| PROBLEM REQUIREMENTS |
Some lines in the records below may hold the word "Asset"; give the number of those lines and nothing else.

BEGIN DATA

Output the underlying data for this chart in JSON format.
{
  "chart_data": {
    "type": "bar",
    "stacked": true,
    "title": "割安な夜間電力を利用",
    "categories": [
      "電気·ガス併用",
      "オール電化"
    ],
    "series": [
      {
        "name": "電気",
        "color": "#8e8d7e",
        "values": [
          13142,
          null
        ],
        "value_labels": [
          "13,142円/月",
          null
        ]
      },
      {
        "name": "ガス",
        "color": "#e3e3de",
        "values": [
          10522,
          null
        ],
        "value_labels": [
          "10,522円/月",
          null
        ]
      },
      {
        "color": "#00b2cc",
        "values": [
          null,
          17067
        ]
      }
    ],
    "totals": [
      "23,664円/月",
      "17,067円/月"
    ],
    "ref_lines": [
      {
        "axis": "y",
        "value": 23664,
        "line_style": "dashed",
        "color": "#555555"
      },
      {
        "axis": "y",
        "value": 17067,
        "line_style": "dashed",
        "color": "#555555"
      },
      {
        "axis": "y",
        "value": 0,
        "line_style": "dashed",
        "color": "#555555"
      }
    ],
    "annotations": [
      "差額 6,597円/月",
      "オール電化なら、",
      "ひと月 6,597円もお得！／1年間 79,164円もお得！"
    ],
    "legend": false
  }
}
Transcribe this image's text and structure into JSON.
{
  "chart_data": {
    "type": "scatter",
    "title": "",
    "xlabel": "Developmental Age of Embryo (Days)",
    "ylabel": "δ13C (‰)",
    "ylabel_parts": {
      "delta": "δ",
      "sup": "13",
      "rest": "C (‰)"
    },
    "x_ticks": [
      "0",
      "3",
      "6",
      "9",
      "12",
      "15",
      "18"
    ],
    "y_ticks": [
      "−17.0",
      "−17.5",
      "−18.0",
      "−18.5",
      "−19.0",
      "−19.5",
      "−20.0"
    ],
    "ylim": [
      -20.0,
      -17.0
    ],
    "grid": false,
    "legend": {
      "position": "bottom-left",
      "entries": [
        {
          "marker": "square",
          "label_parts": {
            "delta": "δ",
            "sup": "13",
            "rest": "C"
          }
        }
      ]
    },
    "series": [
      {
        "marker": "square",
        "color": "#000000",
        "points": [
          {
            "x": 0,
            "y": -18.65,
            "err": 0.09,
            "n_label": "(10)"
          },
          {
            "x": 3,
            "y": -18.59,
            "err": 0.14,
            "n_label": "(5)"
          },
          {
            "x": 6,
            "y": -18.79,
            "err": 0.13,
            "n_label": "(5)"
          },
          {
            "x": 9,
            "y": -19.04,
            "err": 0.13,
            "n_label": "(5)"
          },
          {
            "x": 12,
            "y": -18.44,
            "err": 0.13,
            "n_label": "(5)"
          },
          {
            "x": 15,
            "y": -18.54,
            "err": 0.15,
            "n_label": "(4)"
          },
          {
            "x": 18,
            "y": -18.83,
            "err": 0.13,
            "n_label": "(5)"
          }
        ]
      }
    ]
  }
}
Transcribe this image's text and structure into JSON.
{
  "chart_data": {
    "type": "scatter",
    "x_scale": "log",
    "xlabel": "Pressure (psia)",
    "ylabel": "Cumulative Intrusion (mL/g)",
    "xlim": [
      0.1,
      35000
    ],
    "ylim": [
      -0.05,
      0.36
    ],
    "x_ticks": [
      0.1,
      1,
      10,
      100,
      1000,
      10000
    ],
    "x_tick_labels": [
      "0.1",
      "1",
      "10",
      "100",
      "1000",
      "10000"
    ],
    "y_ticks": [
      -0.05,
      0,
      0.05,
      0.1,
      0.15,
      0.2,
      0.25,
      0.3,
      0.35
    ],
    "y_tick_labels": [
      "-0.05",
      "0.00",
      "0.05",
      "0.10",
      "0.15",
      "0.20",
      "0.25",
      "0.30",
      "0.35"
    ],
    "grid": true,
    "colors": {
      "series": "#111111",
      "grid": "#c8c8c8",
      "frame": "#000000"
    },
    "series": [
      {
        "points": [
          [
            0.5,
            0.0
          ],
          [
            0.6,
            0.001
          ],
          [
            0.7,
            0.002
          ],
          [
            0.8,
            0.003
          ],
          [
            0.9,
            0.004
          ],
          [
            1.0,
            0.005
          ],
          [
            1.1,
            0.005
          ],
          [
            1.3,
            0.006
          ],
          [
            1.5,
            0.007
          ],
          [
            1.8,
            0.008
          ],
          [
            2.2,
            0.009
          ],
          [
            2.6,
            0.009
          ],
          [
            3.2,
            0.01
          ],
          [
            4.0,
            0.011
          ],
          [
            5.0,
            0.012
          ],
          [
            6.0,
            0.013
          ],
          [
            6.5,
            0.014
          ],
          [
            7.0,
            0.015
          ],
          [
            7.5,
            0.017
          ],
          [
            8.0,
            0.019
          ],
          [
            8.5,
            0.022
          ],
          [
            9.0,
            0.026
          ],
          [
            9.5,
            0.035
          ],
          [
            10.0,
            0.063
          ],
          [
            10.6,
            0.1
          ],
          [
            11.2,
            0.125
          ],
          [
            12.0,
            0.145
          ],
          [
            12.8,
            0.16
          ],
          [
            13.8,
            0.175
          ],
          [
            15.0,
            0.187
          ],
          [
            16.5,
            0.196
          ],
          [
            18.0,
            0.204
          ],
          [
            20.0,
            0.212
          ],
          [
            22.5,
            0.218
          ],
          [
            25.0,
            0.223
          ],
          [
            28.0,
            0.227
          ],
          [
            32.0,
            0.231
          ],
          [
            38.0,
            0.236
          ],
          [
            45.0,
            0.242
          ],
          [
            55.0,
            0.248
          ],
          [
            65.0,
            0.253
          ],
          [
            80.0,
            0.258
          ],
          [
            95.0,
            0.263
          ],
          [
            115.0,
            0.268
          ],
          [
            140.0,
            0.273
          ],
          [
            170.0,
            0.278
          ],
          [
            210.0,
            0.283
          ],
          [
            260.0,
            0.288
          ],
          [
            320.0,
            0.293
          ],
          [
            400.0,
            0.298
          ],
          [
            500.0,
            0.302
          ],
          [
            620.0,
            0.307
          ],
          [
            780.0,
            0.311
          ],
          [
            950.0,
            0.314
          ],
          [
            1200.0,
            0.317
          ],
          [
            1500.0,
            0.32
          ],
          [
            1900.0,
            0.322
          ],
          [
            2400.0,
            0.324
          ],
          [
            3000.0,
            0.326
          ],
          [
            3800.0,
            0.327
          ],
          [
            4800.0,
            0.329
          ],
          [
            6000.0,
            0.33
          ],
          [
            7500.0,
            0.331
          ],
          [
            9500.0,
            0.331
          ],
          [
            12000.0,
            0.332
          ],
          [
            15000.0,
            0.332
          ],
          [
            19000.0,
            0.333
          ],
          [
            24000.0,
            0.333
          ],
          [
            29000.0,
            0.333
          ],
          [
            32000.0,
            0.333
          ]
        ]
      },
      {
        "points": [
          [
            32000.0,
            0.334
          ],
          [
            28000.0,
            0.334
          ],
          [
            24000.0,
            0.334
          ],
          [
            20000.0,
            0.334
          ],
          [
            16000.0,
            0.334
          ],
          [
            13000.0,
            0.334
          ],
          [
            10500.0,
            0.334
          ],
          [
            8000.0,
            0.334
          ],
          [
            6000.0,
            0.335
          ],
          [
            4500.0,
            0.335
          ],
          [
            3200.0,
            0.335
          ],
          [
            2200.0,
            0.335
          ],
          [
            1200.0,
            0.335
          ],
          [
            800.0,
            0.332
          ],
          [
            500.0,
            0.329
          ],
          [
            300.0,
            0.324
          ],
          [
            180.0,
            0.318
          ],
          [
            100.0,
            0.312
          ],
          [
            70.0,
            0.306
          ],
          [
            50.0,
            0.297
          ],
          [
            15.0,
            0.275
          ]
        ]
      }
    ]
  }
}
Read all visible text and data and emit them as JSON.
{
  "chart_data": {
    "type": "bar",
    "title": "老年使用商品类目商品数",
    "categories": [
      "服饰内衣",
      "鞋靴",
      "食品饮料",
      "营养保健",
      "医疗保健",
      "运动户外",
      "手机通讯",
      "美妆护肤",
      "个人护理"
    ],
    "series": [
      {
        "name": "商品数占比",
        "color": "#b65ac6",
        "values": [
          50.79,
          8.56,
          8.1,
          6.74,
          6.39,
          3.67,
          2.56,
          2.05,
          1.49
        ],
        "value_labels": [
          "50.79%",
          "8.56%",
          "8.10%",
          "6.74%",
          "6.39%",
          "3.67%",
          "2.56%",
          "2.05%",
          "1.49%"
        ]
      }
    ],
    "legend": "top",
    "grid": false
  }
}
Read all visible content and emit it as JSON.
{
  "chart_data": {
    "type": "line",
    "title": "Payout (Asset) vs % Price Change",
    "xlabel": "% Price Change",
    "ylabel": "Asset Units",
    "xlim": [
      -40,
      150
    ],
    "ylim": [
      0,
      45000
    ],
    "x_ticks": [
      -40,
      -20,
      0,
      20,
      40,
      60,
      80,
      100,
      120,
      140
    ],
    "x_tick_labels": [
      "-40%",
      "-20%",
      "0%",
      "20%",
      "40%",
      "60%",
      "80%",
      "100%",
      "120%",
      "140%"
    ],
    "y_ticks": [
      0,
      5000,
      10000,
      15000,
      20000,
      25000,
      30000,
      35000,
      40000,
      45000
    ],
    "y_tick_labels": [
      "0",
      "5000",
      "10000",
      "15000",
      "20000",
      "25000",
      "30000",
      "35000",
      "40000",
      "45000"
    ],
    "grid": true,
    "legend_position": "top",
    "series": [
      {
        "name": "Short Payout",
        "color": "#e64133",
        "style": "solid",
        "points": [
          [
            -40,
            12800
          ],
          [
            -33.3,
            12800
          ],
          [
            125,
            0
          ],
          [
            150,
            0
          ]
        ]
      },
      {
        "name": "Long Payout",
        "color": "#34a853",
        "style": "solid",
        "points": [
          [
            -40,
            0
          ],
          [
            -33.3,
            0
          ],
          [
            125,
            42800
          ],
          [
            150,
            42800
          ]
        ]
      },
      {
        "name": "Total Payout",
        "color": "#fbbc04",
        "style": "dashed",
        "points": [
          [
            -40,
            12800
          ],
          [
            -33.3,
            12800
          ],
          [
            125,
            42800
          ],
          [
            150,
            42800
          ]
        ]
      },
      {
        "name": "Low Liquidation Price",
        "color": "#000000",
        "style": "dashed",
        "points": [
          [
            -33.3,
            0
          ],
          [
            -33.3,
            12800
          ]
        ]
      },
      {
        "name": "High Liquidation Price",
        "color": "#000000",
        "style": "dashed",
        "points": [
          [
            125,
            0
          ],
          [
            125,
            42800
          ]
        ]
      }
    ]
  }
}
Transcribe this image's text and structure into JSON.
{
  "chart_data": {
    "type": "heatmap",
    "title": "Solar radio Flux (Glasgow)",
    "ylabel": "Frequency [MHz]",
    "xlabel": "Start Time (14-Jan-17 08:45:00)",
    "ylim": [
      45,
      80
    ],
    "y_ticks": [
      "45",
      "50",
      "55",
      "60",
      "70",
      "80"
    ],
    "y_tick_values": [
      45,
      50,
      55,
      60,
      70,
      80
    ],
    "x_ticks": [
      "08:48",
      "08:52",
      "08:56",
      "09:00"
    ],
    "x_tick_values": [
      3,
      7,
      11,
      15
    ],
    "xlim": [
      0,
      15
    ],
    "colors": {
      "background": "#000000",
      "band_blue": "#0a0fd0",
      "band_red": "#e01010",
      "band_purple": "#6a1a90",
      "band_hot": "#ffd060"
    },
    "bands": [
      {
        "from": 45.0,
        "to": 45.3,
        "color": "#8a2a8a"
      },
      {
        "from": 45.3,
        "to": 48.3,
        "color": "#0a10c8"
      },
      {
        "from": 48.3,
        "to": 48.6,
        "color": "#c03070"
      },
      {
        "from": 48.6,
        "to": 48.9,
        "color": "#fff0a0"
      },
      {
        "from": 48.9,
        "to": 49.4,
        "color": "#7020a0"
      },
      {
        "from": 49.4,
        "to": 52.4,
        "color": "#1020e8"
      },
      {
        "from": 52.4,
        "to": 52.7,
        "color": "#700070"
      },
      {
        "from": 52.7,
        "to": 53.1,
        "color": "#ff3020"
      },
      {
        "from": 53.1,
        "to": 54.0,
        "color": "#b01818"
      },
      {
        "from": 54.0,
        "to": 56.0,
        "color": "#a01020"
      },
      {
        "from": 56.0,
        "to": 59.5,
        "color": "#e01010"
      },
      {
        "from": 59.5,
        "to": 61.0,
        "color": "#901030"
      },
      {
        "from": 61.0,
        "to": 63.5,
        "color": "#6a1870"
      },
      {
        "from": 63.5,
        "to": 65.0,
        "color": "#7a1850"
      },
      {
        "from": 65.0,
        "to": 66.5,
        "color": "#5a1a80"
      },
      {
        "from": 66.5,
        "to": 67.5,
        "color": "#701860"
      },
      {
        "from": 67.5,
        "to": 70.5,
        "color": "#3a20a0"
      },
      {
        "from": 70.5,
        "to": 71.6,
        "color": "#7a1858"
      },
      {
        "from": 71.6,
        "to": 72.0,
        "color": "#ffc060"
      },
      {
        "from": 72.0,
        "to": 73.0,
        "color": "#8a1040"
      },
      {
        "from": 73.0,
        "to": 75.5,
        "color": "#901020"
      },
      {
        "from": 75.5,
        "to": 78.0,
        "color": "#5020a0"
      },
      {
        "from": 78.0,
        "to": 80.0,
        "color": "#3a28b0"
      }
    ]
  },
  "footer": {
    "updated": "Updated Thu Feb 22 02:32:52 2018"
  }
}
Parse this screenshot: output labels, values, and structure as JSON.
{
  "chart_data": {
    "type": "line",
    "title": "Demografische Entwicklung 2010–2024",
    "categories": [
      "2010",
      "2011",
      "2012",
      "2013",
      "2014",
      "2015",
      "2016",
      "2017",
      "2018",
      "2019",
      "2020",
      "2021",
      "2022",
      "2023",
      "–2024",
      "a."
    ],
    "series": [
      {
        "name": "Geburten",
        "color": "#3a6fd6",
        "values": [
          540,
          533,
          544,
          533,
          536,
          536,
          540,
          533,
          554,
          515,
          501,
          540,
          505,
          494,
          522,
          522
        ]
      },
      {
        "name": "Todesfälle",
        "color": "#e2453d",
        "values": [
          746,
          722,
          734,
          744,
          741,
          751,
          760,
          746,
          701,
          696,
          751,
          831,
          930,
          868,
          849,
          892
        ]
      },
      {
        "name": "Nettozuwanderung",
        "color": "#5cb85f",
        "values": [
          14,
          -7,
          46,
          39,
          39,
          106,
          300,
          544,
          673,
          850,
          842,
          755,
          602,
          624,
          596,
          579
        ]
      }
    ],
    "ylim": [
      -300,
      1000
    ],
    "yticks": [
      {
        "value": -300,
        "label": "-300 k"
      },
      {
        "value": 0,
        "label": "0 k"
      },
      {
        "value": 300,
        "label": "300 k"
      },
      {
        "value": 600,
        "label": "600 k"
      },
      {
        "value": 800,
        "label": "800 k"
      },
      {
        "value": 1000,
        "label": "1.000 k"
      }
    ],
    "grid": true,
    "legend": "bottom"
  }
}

END DATA

| ANSWER |
2